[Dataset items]
○ ○ ○

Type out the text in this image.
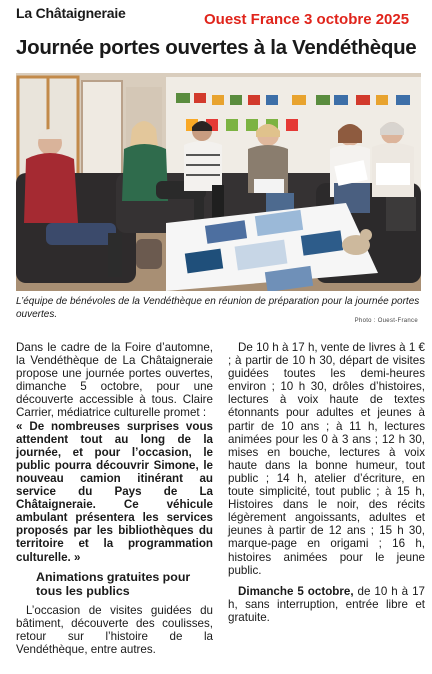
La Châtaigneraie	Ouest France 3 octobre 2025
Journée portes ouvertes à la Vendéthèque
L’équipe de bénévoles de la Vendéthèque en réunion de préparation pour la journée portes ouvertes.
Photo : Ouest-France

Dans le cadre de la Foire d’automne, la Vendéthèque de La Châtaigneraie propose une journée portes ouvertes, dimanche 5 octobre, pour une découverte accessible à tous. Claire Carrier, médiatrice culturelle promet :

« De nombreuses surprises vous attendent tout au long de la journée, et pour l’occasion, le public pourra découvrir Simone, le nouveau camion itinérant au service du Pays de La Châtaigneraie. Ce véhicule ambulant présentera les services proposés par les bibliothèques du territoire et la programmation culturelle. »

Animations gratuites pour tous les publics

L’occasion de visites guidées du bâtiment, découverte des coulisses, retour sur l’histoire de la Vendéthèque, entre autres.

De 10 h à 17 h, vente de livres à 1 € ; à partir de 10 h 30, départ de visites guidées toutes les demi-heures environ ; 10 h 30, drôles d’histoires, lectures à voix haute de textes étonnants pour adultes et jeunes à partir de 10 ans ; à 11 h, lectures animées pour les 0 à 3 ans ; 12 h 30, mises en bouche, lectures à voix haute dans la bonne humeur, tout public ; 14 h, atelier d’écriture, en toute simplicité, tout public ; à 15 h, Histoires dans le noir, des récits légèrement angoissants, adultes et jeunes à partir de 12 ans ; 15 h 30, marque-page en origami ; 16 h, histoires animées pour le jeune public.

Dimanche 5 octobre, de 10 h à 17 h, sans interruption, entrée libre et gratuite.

○ ○ ○

Reproduce the whole listing exactly, but not the images in it.

### Expected answer
Type out the text in this image.
La Châtaigneraie	Ouest France 3 octobre 2025
Journée portes ouvertes à la Vendéthèque
L’équipe de bénévoles de la Vendéthèque en réunion de préparation pour la journée portes ouvertes.
Photo : Ouest-France

Dans le cadre de la Foire d’automne, la Vendéthèque de La Châtaigneraie propose une journée portes ouvertes, dimanche 5 octobre, pour une découverte accessible à tous. Claire Carrier, médiatrice culturelle promet :

« De nombreuses surprises vous attendent tout au long de la journée, et pour l’occasion, le public pourra découvrir Simone, le nouveau camion itinérant au service du Pays de La Châtaigneraie. Ce véhicule ambulant présentera les services proposés par les bibliothèques du territoire et la programmation culturelle. »

Animations gratuites pour tous les publics

L’occasion de visites guidées du bâtiment, découverte des coulisses, retour sur l’histoire de la Vendéthèque, entre autres.

De 10 h à 17 h, vente de livres à 1 € ; à partir de 10 h 30, départ de visites guidées toutes les demi-heures environ ; 10 h 30, drôles d’histoires, lectures à voix haute de textes étonnants pour adultes et jeunes à partir de 10 ans ; à 11 h, lectures animées pour les 0 à 3 ans ; 12 h 30, mises en bouche, lectures à voix haute dans la bonne humeur, tout public ; 14 h, atelier d’écriture, en toute simplicité, tout public ; à 15 h, Histoires dans le noir, des récits légèrement angoissants, adultes et jeunes à partir de 12 ans ; 15 h 30, marque-page en origami ; 16 h, histoires animées pour le jeune public.

Dimanche 5 octobre, de 10 h à 17 h, sans interruption, entrée libre et gratuite.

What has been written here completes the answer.